## start

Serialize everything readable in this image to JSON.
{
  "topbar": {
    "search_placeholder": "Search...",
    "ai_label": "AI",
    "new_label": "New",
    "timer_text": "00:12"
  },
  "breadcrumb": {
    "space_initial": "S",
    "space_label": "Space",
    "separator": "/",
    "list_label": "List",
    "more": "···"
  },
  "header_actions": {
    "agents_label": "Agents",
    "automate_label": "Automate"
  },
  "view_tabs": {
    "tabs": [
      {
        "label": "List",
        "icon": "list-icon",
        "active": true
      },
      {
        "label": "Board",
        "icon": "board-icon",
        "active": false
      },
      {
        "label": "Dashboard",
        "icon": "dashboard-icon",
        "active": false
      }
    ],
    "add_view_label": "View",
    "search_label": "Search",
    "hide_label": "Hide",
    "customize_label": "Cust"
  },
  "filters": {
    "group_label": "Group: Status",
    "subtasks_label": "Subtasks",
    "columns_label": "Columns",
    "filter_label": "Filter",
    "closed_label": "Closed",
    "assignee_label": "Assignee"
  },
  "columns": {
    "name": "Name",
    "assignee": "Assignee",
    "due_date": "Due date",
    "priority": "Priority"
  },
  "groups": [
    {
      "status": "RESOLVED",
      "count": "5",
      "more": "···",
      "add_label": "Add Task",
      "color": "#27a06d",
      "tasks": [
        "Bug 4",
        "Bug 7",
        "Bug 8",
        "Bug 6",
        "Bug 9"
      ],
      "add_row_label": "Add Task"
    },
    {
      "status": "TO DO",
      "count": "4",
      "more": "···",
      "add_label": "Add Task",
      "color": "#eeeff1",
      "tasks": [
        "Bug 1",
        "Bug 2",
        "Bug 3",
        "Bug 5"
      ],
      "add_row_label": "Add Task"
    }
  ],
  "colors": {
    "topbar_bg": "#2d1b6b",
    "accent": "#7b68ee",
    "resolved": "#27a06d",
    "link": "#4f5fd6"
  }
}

## end
## start

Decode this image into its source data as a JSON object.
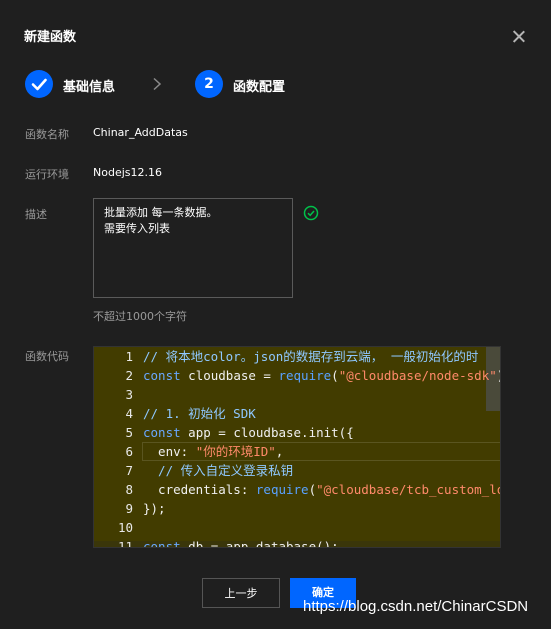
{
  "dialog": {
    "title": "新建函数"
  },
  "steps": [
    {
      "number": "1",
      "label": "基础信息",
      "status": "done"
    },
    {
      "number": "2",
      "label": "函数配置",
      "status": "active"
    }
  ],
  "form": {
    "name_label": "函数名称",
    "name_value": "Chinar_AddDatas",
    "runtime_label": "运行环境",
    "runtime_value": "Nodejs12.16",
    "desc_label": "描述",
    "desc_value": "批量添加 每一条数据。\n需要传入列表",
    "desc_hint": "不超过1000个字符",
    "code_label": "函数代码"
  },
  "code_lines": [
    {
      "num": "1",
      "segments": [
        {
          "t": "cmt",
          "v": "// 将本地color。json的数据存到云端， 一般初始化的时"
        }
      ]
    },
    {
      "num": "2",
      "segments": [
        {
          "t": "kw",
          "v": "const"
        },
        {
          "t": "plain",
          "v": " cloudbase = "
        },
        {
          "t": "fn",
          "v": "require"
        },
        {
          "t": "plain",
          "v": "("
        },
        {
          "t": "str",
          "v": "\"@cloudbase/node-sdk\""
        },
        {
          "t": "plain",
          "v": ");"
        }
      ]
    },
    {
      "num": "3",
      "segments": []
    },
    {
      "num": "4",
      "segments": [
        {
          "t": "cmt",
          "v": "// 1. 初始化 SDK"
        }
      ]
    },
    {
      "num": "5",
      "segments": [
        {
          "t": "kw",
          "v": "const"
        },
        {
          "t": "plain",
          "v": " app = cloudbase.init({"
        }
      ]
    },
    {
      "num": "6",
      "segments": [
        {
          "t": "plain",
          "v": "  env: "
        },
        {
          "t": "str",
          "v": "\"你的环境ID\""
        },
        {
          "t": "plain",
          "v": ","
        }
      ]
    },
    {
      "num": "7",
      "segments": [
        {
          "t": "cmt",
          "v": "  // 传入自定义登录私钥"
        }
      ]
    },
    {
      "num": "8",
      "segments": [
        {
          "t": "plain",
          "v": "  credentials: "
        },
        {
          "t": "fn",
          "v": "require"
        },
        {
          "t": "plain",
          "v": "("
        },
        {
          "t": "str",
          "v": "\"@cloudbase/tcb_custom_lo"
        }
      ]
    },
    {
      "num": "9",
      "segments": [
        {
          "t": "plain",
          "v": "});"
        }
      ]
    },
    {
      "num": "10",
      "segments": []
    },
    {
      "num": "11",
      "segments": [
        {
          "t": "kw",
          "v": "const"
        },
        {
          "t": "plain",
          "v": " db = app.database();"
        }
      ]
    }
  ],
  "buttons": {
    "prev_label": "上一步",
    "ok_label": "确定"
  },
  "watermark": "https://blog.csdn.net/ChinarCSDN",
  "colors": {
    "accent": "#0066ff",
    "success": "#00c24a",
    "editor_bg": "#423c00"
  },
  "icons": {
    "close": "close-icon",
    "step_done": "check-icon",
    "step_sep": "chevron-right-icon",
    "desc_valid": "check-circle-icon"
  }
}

## end

> **WHAT YOU NEED TO DO**
Report how many lines in the records hold the word "this", giving the number and nothing else.

> **SOLUTION**
2